Work to be completed —
Repeat the listing word for word, starting with its first line and ending with the line that contains "670, 227, 689]", including that line.

— Begin —

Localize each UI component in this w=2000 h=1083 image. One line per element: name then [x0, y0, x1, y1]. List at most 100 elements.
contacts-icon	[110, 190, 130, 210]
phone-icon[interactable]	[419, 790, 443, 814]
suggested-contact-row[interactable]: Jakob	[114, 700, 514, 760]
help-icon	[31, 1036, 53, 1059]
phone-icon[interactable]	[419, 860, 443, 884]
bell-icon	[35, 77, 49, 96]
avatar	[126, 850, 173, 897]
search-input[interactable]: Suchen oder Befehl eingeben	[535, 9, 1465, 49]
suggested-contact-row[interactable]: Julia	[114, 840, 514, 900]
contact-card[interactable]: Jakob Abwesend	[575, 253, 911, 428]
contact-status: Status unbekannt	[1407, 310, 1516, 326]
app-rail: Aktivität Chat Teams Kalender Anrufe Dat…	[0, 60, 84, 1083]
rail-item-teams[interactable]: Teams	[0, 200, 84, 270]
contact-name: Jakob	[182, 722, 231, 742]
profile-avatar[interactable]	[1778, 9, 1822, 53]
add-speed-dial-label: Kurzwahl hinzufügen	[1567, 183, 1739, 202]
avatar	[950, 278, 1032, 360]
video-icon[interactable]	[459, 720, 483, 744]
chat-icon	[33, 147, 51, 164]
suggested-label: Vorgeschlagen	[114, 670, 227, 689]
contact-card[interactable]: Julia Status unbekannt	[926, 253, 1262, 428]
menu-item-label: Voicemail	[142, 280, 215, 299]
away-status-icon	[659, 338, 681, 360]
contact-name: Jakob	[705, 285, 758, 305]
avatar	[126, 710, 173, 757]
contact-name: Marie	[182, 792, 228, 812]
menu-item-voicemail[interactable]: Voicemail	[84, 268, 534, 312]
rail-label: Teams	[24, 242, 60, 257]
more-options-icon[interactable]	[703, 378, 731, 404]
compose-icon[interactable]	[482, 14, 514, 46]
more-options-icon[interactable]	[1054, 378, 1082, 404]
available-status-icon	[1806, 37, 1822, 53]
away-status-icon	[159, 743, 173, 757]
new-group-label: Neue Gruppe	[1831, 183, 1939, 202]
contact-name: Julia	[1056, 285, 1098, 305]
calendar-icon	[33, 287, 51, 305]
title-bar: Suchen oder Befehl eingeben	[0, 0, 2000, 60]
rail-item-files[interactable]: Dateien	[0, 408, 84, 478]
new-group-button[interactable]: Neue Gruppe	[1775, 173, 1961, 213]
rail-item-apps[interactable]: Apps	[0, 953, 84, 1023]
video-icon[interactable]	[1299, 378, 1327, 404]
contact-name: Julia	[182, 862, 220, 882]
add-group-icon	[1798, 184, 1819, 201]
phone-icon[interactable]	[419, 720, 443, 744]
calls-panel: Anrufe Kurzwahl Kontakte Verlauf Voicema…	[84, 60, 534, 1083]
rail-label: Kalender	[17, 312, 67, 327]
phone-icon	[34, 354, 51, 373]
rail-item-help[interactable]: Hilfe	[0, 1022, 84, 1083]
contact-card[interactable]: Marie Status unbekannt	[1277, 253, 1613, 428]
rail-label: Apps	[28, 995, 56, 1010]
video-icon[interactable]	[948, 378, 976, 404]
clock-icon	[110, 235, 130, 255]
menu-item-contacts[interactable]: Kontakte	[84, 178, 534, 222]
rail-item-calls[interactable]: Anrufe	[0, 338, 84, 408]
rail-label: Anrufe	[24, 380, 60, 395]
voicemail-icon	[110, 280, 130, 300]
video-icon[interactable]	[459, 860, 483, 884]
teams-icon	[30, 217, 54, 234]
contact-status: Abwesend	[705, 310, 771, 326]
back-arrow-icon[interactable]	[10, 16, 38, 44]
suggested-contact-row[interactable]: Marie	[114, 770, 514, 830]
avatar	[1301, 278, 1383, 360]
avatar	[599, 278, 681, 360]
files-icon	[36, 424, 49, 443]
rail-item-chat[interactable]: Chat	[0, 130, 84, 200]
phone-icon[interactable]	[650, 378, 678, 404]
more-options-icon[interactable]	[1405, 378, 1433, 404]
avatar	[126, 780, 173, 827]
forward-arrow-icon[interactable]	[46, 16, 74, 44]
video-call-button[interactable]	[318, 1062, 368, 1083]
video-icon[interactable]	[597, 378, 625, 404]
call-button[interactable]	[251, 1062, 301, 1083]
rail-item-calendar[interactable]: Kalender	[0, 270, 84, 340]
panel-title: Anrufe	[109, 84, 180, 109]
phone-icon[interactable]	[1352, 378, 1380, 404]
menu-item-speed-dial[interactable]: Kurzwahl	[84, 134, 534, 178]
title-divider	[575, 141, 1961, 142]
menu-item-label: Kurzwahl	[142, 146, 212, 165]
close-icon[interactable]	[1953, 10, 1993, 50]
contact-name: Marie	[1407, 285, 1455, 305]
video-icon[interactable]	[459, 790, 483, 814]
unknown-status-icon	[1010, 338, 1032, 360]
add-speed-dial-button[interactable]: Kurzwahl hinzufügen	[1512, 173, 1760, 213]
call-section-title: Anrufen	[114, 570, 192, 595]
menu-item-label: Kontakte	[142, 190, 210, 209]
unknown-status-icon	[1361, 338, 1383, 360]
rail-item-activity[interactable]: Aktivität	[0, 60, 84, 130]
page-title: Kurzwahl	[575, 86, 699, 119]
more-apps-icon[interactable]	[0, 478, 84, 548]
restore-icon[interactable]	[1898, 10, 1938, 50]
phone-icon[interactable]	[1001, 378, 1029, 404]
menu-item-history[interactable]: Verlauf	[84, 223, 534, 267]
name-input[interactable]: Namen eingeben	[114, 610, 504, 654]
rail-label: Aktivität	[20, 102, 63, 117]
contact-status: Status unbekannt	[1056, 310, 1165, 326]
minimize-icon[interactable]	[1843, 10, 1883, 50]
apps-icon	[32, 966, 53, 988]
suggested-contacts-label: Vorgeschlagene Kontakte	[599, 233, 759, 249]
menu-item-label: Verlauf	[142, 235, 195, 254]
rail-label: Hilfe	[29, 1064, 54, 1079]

— End —

Task output —
Localize each UI component in this w=2000 h=1083 image. One line per element: name then [x0, y0, x1, y1]. List at most 100 elements.
contacts-icon	[110, 190, 130, 210]
phone-icon[interactable]	[419, 790, 443, 814]
suggested-contact-row[interactable]: Jakob	[114, 700, 514, 760]
help-icon	[31, 1036, 53, 1059]
phone-icon[interactable]	[419, 860, 443, 884]
bell-icon	[35, 77, 49, 96]
avatar	[126, 850, 173, 897]
search-input[interactable]: Suchen oder Befehl eingeben	[535, 9, 1465, 49]
suggested-contact-row[interactable]: Julia	[114, 840, 514, 900]
contact-card[interactable]: Jakob Abwesend	[575, 253, 911, 428]
contact-status: Status unbekannt	[1407, 310, 1516, 326]
app-rail: Aktivität Chat Teams Kalender Anrufe Dat…	[0, 60, 84, 1083]
rail-item-teams[interactable]: Teams	[0, 200, 84, 270]
contact-name: Jakob	[182, 722, 231, 742]
profile-avatar[interactable]	[1778, 9, 1822, 53]
add-speed-dial-label: Kurzwahl hinzufügen	[1567, 183, 1739, 202]
avatar	[950, 278, 1032, 360]
video-icon[interactable]	[459, 720, 483, 744]
chat-icon	[33, 147, 51, 164]
suggested-label: Vorgeschlagen	[114, 670, 227, 689]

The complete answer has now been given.